## start
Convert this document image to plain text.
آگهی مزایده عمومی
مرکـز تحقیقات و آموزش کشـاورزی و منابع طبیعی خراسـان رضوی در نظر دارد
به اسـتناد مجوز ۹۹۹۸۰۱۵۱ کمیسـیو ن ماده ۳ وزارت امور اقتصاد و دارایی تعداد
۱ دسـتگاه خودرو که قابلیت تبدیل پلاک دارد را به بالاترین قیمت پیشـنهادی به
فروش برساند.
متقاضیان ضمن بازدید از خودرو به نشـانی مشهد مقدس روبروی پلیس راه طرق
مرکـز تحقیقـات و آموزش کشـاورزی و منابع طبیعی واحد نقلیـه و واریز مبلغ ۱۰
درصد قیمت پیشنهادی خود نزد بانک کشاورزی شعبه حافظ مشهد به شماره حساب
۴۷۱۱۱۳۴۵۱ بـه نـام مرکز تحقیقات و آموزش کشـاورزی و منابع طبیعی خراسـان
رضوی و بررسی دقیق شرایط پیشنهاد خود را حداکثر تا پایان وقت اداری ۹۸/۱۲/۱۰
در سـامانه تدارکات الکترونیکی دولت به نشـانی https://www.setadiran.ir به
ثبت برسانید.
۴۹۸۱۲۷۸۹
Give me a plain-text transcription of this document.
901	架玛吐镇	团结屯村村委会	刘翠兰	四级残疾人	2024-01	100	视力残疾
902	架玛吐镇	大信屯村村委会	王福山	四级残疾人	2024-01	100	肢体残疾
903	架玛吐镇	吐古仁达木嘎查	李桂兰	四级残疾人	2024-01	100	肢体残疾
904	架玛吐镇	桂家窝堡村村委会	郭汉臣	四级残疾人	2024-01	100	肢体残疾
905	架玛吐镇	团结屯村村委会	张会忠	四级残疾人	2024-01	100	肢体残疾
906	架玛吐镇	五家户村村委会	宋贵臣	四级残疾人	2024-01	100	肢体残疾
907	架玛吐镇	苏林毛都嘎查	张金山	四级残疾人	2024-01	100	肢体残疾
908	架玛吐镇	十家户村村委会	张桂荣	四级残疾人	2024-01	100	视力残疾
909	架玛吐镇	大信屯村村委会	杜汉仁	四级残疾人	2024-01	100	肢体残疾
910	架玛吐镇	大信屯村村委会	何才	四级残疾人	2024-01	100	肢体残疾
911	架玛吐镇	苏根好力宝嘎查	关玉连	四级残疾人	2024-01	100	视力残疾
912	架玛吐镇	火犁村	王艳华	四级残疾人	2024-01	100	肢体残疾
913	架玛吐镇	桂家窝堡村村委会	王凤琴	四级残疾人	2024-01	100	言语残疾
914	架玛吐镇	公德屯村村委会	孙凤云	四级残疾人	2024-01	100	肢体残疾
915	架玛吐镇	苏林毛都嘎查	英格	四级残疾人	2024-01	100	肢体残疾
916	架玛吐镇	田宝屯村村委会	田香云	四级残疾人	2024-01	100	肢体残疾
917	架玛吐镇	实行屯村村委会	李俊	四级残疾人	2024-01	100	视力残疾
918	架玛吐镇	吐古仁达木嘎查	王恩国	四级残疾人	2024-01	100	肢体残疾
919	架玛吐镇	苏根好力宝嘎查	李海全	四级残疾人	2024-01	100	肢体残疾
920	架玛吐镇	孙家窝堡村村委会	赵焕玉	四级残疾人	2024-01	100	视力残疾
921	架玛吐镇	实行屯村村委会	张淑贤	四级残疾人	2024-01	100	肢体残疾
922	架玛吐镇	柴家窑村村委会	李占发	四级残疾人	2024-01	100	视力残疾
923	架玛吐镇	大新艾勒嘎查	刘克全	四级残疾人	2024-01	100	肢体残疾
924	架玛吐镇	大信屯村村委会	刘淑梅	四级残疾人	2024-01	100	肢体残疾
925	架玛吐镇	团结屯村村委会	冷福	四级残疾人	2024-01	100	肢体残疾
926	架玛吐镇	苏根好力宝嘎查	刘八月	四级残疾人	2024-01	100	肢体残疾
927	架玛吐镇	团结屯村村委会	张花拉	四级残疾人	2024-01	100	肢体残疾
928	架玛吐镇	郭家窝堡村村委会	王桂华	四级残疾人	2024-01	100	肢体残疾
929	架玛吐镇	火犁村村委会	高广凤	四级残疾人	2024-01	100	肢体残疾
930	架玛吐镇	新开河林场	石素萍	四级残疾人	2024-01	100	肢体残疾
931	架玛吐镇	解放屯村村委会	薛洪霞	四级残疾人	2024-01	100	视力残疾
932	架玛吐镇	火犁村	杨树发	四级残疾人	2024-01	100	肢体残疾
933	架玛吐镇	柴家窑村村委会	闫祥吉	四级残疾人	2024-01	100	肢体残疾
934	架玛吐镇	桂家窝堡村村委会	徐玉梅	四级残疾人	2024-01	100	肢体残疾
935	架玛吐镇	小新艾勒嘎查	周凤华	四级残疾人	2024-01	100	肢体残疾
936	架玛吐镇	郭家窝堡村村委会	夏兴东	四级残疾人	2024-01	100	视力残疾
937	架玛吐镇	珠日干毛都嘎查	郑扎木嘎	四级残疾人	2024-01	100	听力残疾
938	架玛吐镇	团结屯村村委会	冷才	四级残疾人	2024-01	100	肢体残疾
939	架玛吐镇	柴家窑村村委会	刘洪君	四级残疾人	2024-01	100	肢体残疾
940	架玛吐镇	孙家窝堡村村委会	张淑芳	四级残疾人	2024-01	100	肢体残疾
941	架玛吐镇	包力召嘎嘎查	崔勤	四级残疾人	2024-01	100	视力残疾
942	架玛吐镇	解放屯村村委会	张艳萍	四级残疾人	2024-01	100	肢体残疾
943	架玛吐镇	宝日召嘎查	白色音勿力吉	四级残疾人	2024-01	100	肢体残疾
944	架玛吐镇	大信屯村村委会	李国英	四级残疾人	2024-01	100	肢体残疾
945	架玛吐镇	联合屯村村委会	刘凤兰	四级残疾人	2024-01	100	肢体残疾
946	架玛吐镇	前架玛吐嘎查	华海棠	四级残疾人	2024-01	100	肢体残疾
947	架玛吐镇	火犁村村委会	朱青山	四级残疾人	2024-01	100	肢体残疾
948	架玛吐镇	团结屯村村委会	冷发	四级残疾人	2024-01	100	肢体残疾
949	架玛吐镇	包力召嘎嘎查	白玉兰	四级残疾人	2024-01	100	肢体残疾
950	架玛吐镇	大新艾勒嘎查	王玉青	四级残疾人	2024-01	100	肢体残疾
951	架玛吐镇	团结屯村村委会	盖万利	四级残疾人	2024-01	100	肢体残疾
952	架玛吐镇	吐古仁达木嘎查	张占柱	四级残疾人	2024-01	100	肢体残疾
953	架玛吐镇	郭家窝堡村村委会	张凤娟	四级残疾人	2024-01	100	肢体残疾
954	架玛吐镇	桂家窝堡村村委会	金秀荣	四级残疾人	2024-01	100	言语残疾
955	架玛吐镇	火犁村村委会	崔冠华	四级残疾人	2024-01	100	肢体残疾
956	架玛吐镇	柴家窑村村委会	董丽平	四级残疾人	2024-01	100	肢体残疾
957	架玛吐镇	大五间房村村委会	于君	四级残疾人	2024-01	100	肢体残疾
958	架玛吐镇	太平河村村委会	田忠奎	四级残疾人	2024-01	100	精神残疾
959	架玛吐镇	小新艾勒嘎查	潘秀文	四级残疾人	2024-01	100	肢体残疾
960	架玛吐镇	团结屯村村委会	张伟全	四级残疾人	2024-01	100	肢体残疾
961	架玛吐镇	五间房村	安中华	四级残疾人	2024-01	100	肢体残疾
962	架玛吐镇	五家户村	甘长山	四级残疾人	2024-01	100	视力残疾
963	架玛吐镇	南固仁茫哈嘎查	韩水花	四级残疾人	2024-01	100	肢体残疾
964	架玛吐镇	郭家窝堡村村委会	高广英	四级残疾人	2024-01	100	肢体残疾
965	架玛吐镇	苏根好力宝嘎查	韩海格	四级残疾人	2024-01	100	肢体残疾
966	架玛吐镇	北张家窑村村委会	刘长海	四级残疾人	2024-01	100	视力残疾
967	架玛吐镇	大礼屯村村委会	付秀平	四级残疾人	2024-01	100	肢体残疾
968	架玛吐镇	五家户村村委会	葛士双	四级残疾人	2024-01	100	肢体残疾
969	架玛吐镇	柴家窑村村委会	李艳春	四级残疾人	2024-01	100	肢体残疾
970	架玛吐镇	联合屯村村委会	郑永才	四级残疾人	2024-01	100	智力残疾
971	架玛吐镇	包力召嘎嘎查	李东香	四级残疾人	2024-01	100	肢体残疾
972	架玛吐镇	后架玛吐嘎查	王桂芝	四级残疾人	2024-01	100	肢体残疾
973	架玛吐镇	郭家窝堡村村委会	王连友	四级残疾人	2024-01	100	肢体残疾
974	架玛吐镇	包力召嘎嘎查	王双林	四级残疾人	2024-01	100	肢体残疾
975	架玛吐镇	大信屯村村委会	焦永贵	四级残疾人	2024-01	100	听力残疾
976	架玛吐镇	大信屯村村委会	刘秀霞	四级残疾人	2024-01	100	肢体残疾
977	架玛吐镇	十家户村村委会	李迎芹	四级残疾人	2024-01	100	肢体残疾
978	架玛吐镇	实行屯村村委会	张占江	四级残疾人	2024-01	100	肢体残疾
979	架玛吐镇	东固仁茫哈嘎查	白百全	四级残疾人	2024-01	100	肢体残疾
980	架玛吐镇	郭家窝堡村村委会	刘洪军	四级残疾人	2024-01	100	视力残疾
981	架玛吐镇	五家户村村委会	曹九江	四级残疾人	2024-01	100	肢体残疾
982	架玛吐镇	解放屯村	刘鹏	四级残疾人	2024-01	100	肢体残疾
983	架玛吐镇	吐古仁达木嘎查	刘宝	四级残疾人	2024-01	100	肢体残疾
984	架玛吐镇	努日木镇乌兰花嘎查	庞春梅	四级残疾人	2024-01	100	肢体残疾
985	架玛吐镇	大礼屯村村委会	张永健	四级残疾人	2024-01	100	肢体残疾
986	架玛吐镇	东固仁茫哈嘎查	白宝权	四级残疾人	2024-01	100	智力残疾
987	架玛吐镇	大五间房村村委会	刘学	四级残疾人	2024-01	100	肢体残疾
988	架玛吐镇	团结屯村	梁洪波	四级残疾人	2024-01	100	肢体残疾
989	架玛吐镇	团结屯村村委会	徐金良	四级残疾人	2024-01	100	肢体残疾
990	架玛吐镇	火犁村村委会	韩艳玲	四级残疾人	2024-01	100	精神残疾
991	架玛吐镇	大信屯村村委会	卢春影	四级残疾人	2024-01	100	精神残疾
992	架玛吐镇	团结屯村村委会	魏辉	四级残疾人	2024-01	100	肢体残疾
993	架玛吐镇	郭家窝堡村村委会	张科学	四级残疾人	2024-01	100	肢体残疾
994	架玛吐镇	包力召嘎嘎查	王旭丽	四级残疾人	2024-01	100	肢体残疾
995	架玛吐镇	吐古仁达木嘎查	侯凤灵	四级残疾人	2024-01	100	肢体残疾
## end
Written task -> Go through the entries above and pull out each line with "تحقیقات" in it.

Response to this task ->
مرکـز تحقیقات و آموزش کشـاورزی و منابع طبیعی خراسـان رضوی در نظر دارد
۴۷۱۱۱۳۴۵۱ بـه نـام مرکز تحقیقات و آموزش کشـاورزی و منابع طبیعی خراسـان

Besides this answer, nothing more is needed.